*Provided material*
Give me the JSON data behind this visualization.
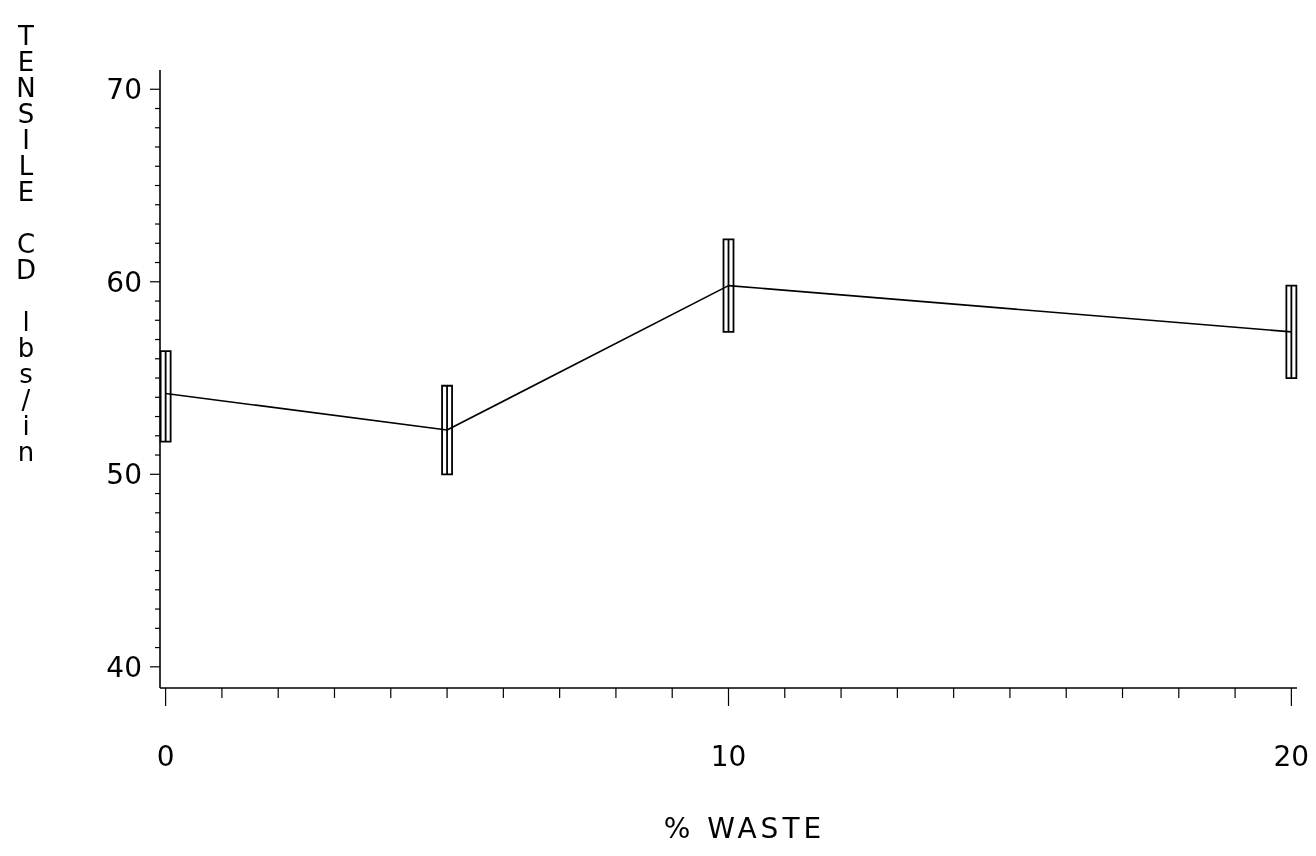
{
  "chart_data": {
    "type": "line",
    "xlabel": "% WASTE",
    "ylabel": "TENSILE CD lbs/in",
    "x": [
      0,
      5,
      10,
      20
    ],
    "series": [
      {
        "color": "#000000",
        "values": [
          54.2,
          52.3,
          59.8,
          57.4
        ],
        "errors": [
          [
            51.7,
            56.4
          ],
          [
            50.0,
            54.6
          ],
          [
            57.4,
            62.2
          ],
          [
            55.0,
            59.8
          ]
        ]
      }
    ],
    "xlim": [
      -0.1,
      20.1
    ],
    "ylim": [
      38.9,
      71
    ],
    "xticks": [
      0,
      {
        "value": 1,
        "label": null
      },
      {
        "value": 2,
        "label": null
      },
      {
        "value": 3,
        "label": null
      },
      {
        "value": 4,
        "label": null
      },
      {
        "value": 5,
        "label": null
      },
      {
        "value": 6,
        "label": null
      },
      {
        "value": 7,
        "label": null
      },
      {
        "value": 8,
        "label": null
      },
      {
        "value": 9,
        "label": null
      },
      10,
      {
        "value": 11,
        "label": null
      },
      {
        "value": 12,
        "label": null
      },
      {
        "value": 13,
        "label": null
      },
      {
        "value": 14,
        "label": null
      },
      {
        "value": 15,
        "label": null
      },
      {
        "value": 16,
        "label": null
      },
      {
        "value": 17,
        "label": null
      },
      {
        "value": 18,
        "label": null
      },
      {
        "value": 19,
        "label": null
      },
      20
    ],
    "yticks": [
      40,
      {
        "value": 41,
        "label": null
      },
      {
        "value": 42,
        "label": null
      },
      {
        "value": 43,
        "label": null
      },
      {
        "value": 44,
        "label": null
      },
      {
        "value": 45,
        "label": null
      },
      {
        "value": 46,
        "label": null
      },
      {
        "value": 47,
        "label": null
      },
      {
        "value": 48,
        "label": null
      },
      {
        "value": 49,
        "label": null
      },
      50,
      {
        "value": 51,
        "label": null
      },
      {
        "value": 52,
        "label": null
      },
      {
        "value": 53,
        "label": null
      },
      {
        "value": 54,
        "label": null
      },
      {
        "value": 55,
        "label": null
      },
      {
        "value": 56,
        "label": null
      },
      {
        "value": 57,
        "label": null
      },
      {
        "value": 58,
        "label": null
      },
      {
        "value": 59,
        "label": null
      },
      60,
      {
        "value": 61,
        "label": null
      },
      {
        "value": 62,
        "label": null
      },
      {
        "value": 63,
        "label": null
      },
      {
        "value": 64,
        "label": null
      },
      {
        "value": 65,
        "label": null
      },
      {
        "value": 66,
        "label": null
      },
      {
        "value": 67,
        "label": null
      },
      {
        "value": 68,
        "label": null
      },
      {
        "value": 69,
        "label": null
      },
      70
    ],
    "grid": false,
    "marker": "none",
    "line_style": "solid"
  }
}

--

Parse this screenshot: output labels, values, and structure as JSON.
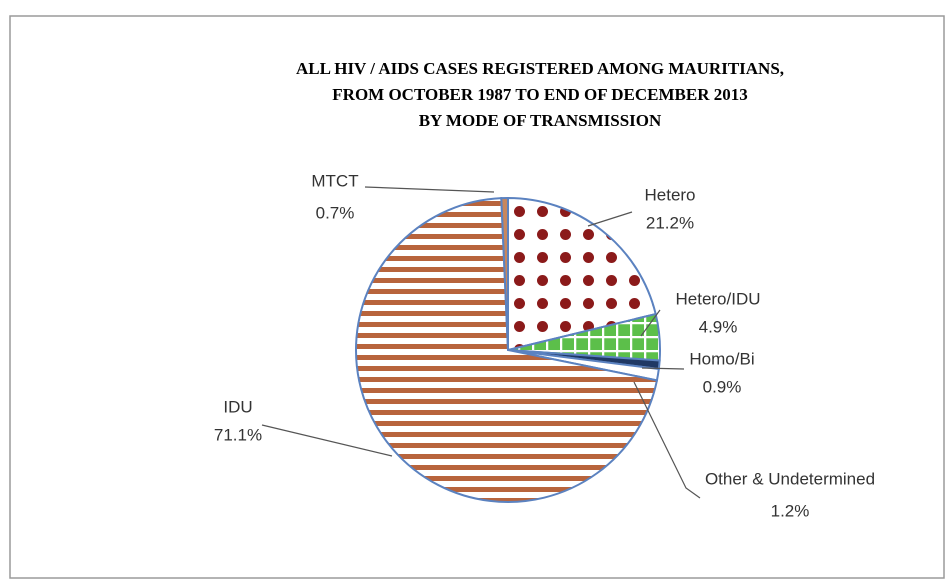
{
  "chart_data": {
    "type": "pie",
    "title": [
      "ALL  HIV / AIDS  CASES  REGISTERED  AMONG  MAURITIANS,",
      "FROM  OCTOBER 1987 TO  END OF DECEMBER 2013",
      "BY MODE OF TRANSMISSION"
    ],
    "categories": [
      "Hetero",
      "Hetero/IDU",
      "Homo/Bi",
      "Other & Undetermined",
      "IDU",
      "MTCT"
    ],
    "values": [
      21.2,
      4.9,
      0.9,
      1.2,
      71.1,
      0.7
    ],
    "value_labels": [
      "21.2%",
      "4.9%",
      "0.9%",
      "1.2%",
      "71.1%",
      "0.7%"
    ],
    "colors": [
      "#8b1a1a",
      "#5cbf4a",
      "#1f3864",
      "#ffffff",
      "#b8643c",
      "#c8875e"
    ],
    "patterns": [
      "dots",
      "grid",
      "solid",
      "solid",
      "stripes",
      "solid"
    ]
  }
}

*Brief*
Locate each line with the word "this" and copy it.

*The completed task*
Give me the JSON data behind this visualization.
Parse this screenshot: output labels, values, and structure as JSON.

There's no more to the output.